[SUPPLIED TEXT]
MARLA GIBSON, Plaintiff,
v.
AMERICAN LIBRARY ASSOCIATION, Defendant.


Conlon


The opinion of the court was delivered by: SUZANNE B. CONLON

Plaintiff Marla Gibson sues defendant American Library Association ("ALA") for race and sex-based employment discrimination under Title VII of the Civil Rights Act of 1964, 42 U.S.C. § 2000e et seq., and under 42 U.S.C. § 1981, as amended by the Civil Rights Act of 1991, Pub. L. 102-166 (Nov. 21, 1991). Gibson also sues under the Equal Pay Act, 29 U.S.C § 206(d). In addition to these federal claims, Gibson sues ALA for intentional infliction of emotional distress, invoking the court's supplemental jurisdiction under 28 U.S.C. § 1367. ALA moves for summary judgment on all of Gibson's claims.

 BACKGROUND

 ALA is a not-for-profit association that promotes libraries and librarianship throughout the United States. ALA's principal office is in Chicago, Illinois. ALA's Local Rule 12(m) Statement of Facts ("ALA Facts"), P 1. Gibson, a black woman, was employed by ALA as director of human resources from December 1987 to August 1, 1992. ALA Facts, P 2. In June 1992, Gibson filed charges with the Equal Employment Opportunity Commission ("EEOC") and the Illinois Department of Human Rights, alleging that ALA had discriminated against her from the time she was hired to the time of her constructive discharge. Complaint P 5. On July 22, 1992, the EEOC issued a right-to-sue letter to Gibson. Id. at P 6. Thereafter, Gibson timely filed her complaint.

[MATERIAL SHOWN]
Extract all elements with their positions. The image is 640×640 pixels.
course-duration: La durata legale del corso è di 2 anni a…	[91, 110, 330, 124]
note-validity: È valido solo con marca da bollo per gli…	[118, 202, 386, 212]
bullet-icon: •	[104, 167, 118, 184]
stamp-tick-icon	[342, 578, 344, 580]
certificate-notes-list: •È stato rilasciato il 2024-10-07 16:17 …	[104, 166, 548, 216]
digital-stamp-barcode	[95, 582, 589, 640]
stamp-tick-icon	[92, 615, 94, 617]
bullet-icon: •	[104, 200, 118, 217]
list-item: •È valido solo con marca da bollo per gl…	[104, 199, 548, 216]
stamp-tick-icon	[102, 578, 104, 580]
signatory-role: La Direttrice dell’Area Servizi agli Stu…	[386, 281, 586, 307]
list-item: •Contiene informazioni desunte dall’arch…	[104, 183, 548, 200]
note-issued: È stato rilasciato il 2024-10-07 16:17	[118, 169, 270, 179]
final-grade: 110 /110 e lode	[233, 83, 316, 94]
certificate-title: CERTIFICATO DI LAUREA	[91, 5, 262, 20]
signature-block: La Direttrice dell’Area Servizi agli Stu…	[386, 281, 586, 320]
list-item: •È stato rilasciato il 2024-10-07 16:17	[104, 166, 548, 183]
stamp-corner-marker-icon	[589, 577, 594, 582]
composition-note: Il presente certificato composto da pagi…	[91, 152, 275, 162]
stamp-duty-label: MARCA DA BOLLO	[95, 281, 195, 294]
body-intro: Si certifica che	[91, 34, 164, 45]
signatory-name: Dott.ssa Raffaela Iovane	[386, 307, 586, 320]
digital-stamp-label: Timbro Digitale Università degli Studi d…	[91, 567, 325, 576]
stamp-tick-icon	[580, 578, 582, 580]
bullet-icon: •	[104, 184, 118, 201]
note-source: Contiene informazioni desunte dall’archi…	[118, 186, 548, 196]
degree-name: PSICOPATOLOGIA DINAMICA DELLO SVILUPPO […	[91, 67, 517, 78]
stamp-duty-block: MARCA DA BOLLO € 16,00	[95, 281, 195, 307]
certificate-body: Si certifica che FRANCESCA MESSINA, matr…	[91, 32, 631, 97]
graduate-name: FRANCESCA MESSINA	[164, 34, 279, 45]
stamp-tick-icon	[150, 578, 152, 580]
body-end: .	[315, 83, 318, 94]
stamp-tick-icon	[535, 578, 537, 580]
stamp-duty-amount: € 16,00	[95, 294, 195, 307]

[WHAT IS BEING ASKED]
Answer these questions from the court opinion:
(a) Which state-law claim does Gibson bring in addition to her federal claims?
(b) In which city is ALA's principal office?
(c) On what date did the EEOC issue Gibson a right-to-sue letter?

[TASK SOLUTION]
(a) Intentional infliction of emotional distress.
(b) Chicago, Illinois.
(c) July 22, 1992.